Wherever a line holds the word "Ministério", copy that line out.

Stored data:

= = =

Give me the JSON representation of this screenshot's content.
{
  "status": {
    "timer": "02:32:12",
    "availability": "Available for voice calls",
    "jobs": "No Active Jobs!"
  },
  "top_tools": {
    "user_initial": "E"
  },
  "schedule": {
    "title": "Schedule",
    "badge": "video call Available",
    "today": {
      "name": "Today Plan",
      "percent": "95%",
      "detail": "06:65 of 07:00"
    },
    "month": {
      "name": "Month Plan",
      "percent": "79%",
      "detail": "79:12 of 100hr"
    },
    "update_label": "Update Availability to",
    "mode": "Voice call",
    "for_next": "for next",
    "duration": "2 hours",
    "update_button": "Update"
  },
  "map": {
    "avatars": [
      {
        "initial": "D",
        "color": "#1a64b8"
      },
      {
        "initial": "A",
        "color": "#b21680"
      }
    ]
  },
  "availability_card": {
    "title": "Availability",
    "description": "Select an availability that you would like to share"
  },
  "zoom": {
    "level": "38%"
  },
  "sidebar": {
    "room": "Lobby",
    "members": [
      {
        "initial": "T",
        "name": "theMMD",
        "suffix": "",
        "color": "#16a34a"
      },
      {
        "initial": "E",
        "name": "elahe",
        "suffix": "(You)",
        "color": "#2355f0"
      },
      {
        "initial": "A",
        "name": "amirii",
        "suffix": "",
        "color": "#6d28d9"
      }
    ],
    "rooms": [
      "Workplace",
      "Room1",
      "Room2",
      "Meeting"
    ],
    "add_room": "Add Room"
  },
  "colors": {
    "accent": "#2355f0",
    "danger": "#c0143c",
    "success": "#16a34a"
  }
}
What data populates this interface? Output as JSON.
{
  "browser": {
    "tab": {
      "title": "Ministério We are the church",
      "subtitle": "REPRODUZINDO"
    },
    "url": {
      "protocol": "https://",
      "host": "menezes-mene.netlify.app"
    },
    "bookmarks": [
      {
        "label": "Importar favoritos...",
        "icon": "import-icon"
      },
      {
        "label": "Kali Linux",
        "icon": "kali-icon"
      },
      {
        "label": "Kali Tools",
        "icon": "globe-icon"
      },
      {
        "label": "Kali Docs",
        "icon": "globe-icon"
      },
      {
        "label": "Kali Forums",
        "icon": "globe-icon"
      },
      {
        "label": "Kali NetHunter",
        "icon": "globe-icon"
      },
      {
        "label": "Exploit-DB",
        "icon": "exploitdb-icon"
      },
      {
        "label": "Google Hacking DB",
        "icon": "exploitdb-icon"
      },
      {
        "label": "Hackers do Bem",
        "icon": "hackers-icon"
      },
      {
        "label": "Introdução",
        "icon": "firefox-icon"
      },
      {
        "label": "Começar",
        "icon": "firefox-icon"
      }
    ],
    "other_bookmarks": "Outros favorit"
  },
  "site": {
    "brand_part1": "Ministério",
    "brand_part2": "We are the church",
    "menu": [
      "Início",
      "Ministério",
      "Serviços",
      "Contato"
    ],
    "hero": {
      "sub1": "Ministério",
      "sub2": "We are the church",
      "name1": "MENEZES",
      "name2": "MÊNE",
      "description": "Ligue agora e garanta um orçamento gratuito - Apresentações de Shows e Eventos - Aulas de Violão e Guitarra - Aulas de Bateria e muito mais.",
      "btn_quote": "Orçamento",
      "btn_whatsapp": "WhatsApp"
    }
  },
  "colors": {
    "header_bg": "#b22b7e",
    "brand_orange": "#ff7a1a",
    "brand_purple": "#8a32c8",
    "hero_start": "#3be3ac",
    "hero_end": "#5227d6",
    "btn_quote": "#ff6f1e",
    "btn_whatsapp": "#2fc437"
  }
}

= = =

__Completed task__
      "title": "Ministério We are the church",
    "brand_part1": "Ministério",
      "Ministério",
      "sub1": "Ministério",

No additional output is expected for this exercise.